> **Document extract**
┌────────
In her recollection of that scene, my mother's own chuckles carried back through time. As a professional woman far ahead of her generation as well, my mother was quick to point out how much she admired Mrs. McWilliams her independence as an attorney in her own right, and her evident good humor, grace, and intelligence.

Although McWilliams interviewed my mother's large family, none of that information was used in his book. My mother couldn't give a toss about that. What she did respect was McWilliams' hard-bitten sincerity as to how Japanese American families were faring in the mid-West, following their "relocation" from the internment camps.

She then strongly emphasized how McWilliams' own Irish heritage is what made him intimately critical of the role Irish Americans played in the internment of Japanese Americans in California. (I had no knowledge of this, and all the more reason I much anticipate reading your McWilliams bio.) If true, a sad and ironic comment on the cycle of divide-and-conquer dynamics among immigrants in the U.S.

Peter Richardson said...
└────────
> **Goals**
a) From the McWilliams recollection, extract word for word the part that opens with the words containing "She then strongly" and closes with "Peter Richardson said...".
b) Answer these questions on the McWilliams recollection:
(i) What profession did Mrs. McWilliams practice in her own right?
(ii) What information gathered by McWilliams was not used in his book?
(iii) What heritage of McWilliams did the writer's mother credit with making him critical of the role Irish Americans played in the internment?

> **Layout annotation data**
┌────────
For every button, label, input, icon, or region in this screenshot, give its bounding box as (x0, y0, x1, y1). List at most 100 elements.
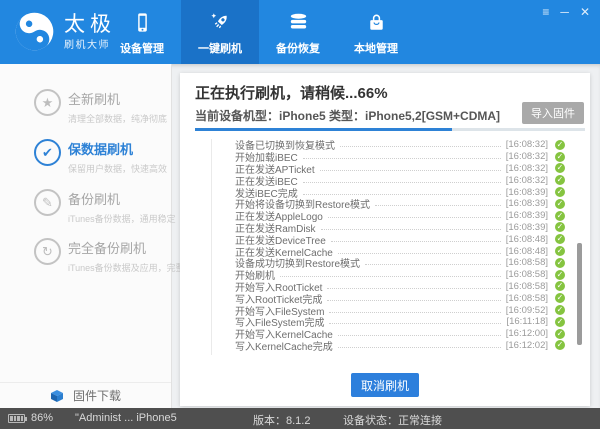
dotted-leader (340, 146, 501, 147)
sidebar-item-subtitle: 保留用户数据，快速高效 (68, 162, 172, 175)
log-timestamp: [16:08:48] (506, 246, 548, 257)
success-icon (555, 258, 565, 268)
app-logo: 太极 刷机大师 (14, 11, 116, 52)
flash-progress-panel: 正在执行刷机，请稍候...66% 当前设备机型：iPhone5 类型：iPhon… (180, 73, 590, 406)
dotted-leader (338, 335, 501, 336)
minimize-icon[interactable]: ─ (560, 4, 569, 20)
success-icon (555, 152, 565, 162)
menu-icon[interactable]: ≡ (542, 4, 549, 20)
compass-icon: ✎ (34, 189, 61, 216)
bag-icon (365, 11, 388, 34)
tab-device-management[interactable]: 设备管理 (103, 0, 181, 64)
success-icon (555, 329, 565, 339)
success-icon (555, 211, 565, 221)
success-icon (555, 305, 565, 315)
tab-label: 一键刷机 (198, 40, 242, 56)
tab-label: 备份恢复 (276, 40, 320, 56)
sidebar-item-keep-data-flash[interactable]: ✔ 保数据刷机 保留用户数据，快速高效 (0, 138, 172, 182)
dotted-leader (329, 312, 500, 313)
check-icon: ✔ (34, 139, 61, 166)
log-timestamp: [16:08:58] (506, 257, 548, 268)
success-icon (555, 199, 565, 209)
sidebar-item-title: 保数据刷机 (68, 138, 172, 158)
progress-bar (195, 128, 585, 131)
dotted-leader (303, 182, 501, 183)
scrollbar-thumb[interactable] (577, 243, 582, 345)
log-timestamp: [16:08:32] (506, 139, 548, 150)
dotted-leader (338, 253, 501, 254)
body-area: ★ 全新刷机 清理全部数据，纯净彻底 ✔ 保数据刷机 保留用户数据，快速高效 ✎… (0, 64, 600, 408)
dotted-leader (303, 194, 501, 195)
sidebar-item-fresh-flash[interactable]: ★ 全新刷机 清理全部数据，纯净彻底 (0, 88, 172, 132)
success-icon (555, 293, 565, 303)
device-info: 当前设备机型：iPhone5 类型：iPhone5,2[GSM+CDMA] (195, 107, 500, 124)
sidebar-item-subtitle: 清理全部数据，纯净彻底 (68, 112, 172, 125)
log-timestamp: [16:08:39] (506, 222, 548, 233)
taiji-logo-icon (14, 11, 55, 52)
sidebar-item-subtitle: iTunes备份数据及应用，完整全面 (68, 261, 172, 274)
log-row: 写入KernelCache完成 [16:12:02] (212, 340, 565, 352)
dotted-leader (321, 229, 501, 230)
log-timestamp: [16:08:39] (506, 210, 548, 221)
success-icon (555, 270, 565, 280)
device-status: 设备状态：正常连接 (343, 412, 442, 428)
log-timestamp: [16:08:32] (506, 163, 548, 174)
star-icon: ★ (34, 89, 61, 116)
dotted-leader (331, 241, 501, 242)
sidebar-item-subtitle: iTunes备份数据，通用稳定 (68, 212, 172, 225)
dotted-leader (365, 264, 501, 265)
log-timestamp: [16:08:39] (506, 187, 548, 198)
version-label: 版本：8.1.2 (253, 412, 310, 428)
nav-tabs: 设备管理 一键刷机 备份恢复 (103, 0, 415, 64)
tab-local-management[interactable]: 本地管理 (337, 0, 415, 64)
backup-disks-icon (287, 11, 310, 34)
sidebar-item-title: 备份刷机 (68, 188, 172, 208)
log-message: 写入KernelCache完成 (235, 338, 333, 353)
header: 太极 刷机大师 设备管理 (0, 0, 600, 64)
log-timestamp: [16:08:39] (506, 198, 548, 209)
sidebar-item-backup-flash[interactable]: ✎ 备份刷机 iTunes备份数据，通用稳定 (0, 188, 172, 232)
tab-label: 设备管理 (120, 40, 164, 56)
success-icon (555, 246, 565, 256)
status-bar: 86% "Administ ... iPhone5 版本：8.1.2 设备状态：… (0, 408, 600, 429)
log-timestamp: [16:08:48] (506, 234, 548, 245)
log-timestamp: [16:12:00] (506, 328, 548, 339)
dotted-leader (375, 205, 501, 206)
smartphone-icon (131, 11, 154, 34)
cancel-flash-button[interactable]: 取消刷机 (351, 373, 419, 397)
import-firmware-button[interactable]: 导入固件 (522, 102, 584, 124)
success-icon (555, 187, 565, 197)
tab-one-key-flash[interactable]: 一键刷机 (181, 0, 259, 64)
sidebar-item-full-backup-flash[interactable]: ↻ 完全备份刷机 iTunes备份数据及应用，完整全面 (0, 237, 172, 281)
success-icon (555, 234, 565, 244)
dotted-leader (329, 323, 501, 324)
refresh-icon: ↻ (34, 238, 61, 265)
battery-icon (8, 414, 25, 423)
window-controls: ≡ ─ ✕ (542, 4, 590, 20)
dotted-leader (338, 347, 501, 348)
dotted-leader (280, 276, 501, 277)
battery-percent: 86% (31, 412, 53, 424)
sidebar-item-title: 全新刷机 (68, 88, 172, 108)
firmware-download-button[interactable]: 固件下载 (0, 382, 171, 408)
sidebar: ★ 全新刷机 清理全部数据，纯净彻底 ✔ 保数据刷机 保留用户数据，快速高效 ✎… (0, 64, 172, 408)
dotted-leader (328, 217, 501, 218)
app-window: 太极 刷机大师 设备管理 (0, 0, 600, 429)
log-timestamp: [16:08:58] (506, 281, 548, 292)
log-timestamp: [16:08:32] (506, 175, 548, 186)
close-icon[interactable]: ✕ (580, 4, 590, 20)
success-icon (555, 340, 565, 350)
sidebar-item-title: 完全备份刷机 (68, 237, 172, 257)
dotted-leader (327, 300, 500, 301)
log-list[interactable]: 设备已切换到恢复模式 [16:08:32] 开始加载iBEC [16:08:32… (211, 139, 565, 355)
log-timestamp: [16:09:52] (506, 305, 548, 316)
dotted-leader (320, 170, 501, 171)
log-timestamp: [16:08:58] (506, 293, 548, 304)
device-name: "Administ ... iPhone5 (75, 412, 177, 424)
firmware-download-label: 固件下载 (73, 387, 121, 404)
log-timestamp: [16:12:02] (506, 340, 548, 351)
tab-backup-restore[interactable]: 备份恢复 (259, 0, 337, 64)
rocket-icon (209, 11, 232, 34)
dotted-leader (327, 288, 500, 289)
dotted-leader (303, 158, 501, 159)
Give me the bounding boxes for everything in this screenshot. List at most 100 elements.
└────────
┌────────
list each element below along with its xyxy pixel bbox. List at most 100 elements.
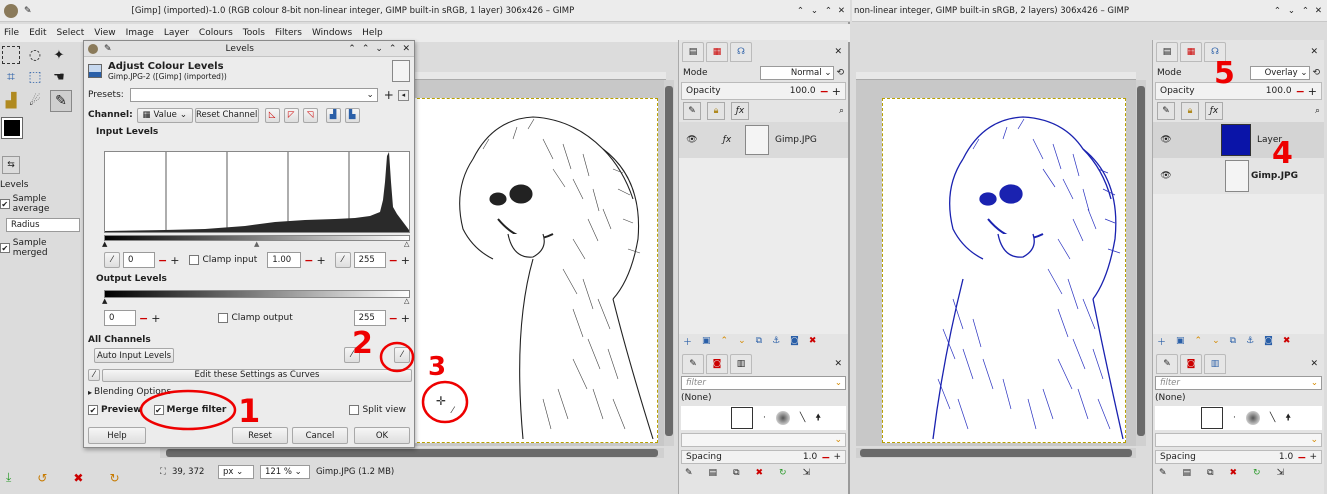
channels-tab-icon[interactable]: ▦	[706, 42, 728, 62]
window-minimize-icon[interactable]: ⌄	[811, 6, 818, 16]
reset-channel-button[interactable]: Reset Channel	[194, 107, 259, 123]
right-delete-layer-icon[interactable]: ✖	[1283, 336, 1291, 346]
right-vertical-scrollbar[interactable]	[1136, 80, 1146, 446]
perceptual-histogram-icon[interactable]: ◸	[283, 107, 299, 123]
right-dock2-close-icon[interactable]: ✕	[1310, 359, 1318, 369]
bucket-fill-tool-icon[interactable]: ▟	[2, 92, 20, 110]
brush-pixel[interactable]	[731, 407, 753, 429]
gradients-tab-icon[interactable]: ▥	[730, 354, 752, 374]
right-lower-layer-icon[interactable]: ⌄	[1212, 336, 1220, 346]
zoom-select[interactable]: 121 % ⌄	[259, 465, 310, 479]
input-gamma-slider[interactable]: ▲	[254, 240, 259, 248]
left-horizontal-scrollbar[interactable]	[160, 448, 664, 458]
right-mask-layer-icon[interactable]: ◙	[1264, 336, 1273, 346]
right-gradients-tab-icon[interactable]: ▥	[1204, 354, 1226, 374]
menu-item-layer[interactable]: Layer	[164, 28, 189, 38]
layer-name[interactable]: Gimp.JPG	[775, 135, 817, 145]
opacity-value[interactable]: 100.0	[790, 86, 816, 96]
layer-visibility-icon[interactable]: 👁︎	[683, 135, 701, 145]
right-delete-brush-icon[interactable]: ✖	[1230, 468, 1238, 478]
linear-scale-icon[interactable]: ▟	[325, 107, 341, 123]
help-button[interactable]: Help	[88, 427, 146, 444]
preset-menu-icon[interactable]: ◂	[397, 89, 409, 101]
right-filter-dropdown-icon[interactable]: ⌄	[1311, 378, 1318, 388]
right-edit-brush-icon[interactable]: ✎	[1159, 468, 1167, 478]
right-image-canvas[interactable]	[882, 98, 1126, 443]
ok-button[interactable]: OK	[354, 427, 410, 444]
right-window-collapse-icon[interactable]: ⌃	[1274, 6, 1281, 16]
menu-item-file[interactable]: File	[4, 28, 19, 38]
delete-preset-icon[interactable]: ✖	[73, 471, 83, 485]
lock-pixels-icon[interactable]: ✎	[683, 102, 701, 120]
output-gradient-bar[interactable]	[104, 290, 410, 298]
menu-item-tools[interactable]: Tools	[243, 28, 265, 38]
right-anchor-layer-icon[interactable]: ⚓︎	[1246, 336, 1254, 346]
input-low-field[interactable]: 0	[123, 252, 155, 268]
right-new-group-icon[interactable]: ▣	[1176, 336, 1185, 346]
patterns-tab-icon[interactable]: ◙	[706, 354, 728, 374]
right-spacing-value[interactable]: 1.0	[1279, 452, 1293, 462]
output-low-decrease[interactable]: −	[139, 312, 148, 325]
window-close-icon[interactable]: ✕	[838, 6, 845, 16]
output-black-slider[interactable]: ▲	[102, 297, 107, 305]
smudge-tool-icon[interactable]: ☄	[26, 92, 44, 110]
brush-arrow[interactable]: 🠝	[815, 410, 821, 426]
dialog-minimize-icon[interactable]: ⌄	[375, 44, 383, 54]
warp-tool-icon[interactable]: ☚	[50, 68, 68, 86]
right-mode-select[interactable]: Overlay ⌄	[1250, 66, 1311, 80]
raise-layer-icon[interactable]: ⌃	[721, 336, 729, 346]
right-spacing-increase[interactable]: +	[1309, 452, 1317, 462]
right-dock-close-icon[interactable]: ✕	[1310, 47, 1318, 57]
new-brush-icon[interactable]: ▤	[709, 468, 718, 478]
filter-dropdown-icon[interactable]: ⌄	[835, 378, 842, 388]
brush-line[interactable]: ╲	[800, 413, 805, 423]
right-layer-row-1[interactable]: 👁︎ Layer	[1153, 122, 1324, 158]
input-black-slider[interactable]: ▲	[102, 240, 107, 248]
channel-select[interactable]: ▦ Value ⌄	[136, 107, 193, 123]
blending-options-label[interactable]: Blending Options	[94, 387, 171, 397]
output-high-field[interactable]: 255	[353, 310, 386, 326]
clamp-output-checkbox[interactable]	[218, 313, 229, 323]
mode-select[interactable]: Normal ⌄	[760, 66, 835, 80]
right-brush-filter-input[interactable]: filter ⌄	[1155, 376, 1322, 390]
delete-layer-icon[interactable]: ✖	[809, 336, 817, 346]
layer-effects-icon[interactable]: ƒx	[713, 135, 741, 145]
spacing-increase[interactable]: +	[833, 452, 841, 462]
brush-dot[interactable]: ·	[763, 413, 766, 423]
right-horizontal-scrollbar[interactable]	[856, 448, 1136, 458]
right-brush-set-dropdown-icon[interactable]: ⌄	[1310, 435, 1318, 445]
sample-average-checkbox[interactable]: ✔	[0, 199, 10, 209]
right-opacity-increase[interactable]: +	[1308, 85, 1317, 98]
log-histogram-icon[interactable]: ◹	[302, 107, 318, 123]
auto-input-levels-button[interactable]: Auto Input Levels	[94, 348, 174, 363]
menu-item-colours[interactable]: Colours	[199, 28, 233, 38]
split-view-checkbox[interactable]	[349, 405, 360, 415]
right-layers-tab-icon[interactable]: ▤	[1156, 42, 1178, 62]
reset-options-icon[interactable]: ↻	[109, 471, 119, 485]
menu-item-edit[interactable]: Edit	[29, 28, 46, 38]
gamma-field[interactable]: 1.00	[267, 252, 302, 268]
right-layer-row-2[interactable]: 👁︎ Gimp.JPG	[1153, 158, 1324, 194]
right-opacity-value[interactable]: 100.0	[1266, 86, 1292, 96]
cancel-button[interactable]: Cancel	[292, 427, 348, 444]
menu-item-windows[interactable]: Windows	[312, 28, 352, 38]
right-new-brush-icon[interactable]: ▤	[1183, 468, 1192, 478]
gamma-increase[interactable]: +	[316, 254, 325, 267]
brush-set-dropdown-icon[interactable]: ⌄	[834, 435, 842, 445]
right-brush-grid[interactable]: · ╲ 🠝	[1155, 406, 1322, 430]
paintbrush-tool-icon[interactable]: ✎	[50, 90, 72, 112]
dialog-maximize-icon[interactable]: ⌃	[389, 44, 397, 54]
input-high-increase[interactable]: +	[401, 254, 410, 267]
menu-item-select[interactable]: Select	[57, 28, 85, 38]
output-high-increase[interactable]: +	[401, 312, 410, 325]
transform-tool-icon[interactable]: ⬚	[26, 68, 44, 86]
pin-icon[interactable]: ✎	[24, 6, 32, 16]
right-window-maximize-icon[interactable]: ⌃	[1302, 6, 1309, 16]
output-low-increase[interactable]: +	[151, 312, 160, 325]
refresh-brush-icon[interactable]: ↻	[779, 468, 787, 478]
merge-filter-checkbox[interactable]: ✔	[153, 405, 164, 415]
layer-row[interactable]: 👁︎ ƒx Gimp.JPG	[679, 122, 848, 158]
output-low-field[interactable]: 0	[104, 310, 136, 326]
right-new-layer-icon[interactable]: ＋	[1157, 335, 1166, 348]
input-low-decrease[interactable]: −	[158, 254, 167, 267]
└────────
> **Solutions per task**
a)
She then strongly emphasized how McWilliams' own Irish heritage is what made him intimately critical of the role Irish Americans played in the internment of Japanese Americans in California. (I had no knowledge of this, and all the more reason I much anticipate reading your McWilliams bio.) If true, a sad and ironic comment on the cycle of divide-and-conquer dynamics among immigrants in the U.S.

Peter Richardson said...

b)
(i) She was an attorney.
(ii) The information from his interviews with the writer's mother's large family.
(iii) His own Irish heritage.